-------- TASK DATA

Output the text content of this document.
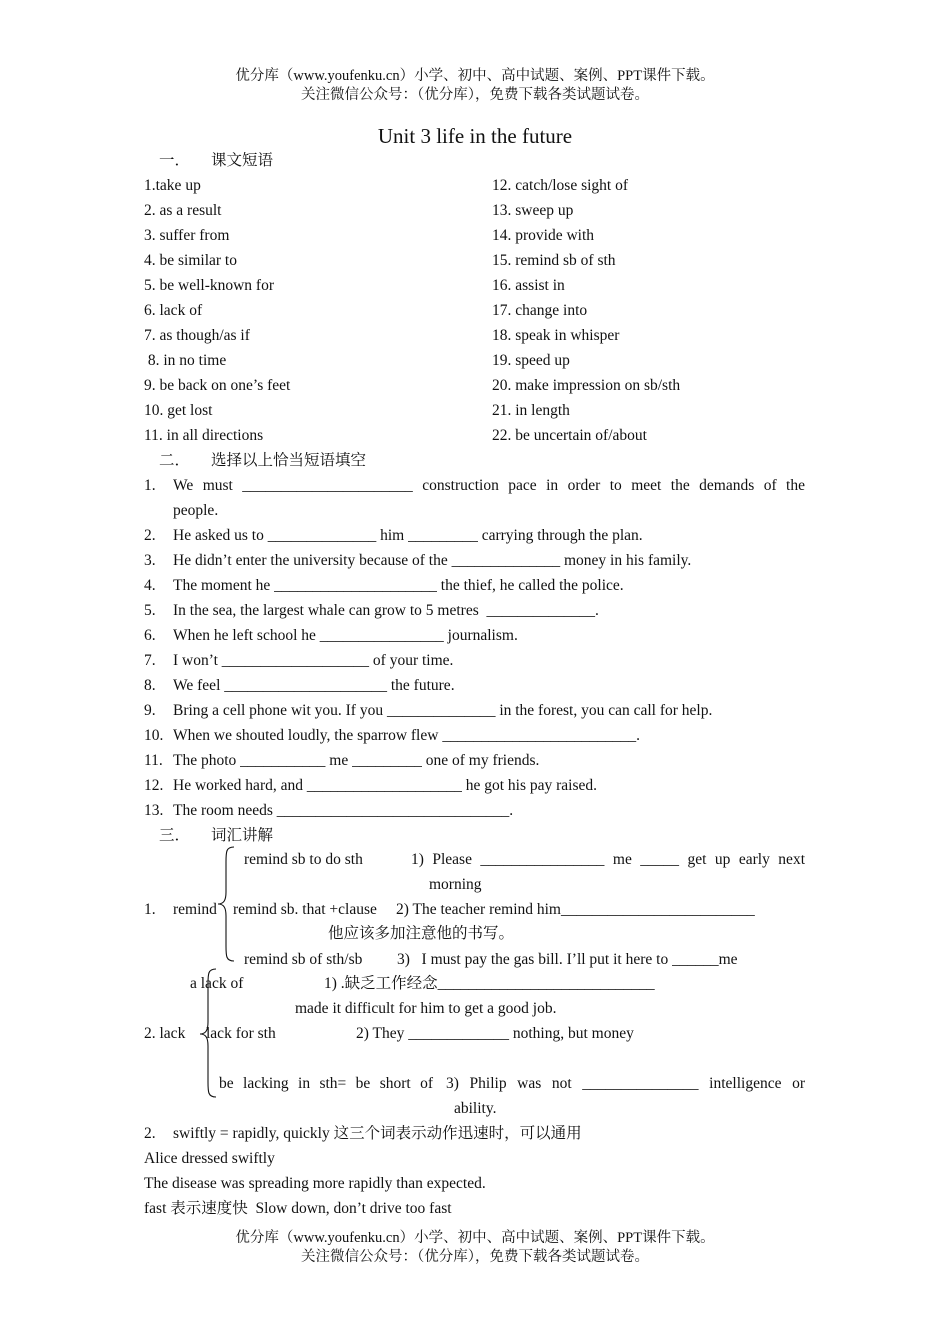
优分库（www.youfenku.cn）小学、初中、高中试题、案例、PPT课件下载。
关注微信公众号：（优分库），免费下载各类试题试卷。
Unit 3 life in the future
一． 课文短语
1.take up
2. as a result
3. suffer from
4. be similar to
5. be well-known for
6. lack of
7. as though/as if
8. in no time
9. be back on one’s feet
10. get lost
11. in all directions
12. catch/lose sight of
13. sweep up
14. provide with
15. remind sb of sth
16. assist in
17. change into
18. speak in whisper
19. speed up
20. make impression on sb/sth
21. in length
22. be uncertain of/about
二． 选择以上恰当短语填空
1. We must ______________________ construction pace in order to meet the demands of the
people.
2. He asked us to ______________ him _________ carrying through the plan.
3. He didn’t enter the university because of the ______________ money in his family.
4. The moment he _____________________ the thief, he called the police.
5. In the sea, the largest whale can grow to 5 metres  ______________.
6. When he left school he ________________ journalism.
7. I won’t ___________________ of your time.
8. We feel _____________________ the future.
9. Bring a cell phone wit you. If you ______________ in the forest, you can call for help.
10. When we shouted loudly, the sparrow flew _________________________.
11. The photo ___________ me _________ one of my friends.
12. He worked hard, and ____________________ he got his pay raised.
13. The room needs ______________________________.
三． 词汇讲解
1. remind
remind sb to do sth	1) Please ________________ me _____ get up early next
morning
remind sb. that +clause 2) The teacher remind him_________________________
他应该多加注意他的书写。
remind sb of sth/sb 3)   I must pay the gas bill. I’ll put it here to ______me
2. lack
a lack of	1) .缺乏工作经念____________________________
made it difficult for him to get a good job.
lack for sth	2) They _____________ nothing, but money
be lacking in sth= be short of 3) Philip was not _______________ intelligence or
ability.
2. swiftly = rapidly, quickly 这三个词表示动作迅速时，可以通用
Alice dressed swiftly
The disease was spreading more rapidly than expected.
fast 表示速度快  Slow down, don’t drive too fast
优分库（www.youfenku.cn）小学、初中、高中试题、案例、PPT课件下载。
关注微信公众号：（优分库），免费下载各类试题试卷。
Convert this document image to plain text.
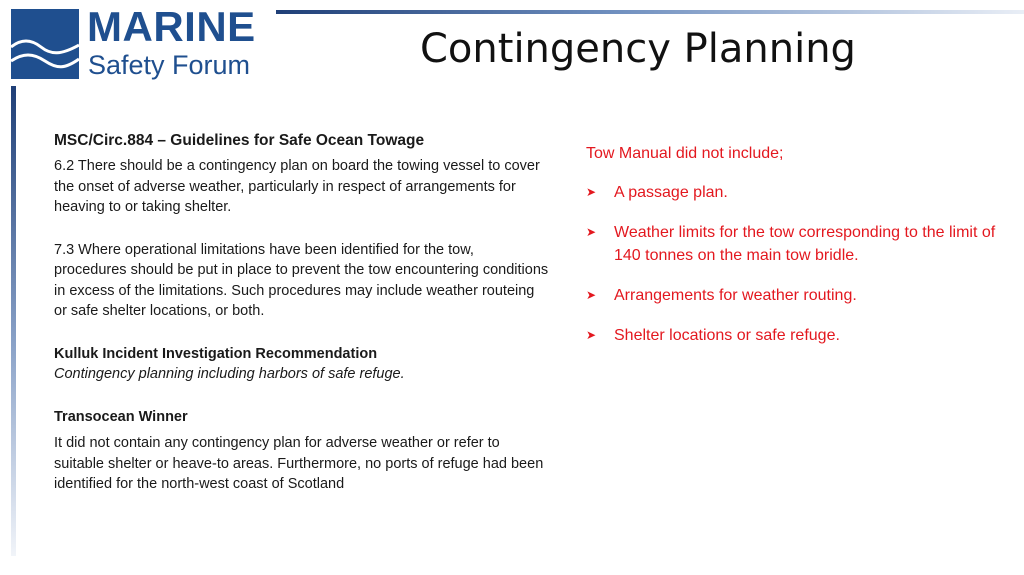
MARINE
Safety Forum	Contingency Planning

MSC/Circ.884 – Guidelines for Safe Ocean Towage

6.2 There should be a contingency plan on board the towing vessel to cover the onset of adverse weather, particularly in respect of arrangements for heaving to or taking shelter.

7.3 Where operational limitations have been identified for the tow, procedures should be put in place to prevent the tow encountering conditions in excess of the limitations. Such procedures may include weather routeing or safe shelter locations, or both.

Kulluk Incident Investigation Recommendation

Contingency planning including harbors of safe refuge.

Transocean Winner

It did not contain any contingency plan for adverse weather or refer to suitable shelter or heave-to areas. Furthermore, no ports of refuge had been identified for the north-west coast of Scotland

Tow Manual did not include;

➤ A passage plan.
➤ Weather limits for the tow corresponding to the limit of 140 tonnes on the main tow bridle.
➤ Arrangements for weather routing.
➤ Shelter locations or safe refuge.
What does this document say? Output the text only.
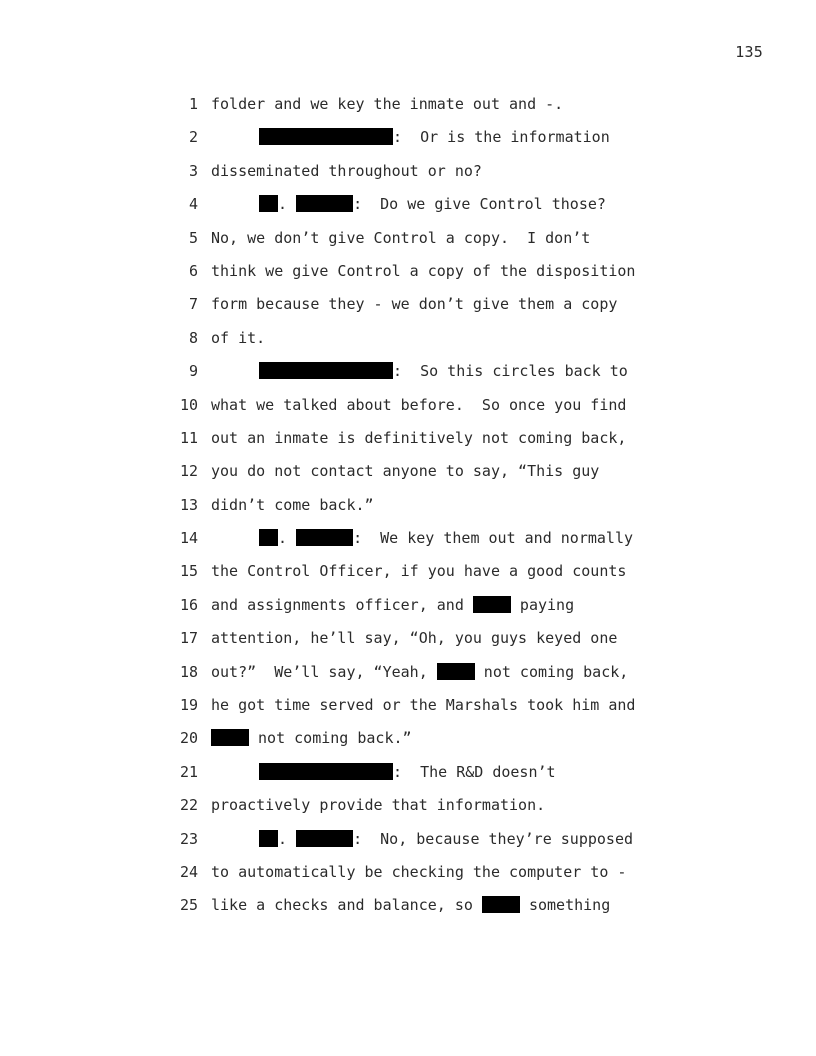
135
1 folder and we key the inmate out and -.
2	:  Or is the information
3 disseminated throughout or no?
4	.	:  Do we give Control those?
5 No, we don’t give Control a copy.  I don’t
6 think we give Control a copy of the disposition
7 form because they - we don’t give them a copy
8 of it.
9	:  So this circles back to
10 what we talked about before.  So once you find
11 out an inmate is definitively not coming back,
12 you do not contact anyone to say, “This guy
13 didn’t come back.”
14	.	:  We key them out and normally
15 the Control Officer, if you have a good counts
16 and assignments officer, and	paying
17 attention, he’ll say, “Oh, you guys keyed one
18 out?”  We’ll say, “Yeah,	not coming back,
19 he got time served or the Marshals took him and
20	not coming back.”
21	:  The R&D doesn’t
22 proactively provide that information.
23	.	:  No, because they’re supposed
24 to automatically be checking the computer to -
25 like a checks and balance, so	something
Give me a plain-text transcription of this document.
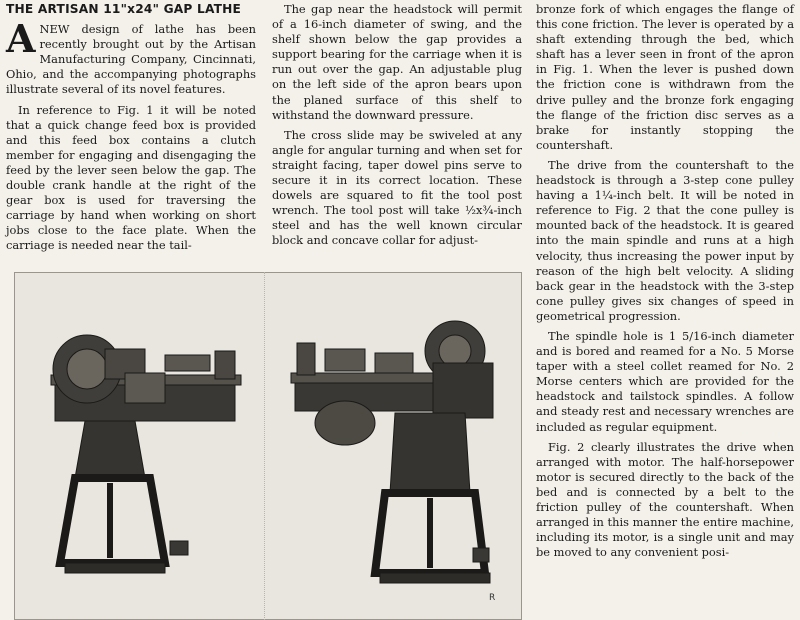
THE ARTISAN 11"x24" GAP LATHE

ANEW design of lathe has been recently brought out by the Artisan Manufacturing Company, Cincinnati, Ohio, and the accompanying photographs illustrate several of its novel features.

In reference to Fig. 1 it will be noted that a quick change feed box is provided and this feed box contains a clutch member for engaging and disengaging the feed by the lever seen below the gap. The double crank handle at the right of the gear box is used for traversing the carriage by hand when working on short jobs close to the face plate. When the carriage is needed near the tail-

The gap near the headstock will permit of a 16-inch diameter of swing, and the shelf shown below the gap provides a support bearing for the carriage when it is run out over the gap. An adjustable plug on the left side of the apron bears upon the planed surface of this shelf to withstand the downward pressure.

The cross slide may be swiveled at any angle for angular turning and when set for straight facing, taper dowel pins serve to secure it in its correct location. These dowels are squared to fit the tool post wrench. The tool post will take ½x¾-inch steel and has the well known circular block and concave collar for adjust-

bronze fork of which engages the flange of this cone friction. The lever is operated by a shaft extending through the bed, which shaft has a lever seen in front of the apron in Fig. 1. When the lever is pushed down the friction cone is withdrawn from the drive pulley and the bronze fork engaging the flange of the friction disc serves as a brake for instantly stopping the countershaft.

The drive from the countershaft to the headstock is through a 3-step cone pulley having a 1¼-inch belt. It will be noted in reference to Fig. 2 that the cone pulley is mounted back of the headstock. It is geared into the main spindle and runs at a high velocity, thus increasing the power input by reason of the high belt velocity. A sliding back gear in the headstock with the 3-step cone pulley gives six changes of speed in geometrical progression.

The spindle hole is 1 5/16-inch diameter and is bored and reamed for a No. 5 Morse taper with a steel collet reamed for No. 2 Morse centers which are provided for the headstock and tailstock spindles. A follow and steady rest and necessary wrenches are included as regular equipment.

Fig. 2 clearly illustrates the drive when arranged with motor. The half-horsepower motor is secured directly to the back of the bed and is connected by a belt to the friction pulley of the countershaft. When arranged in this manner the entire machine, including its motor, is a single unit and may be moved to any convenient posi-

R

----------------

Across the entries, how many lines hold the word "swiftly"? Say only the number.

2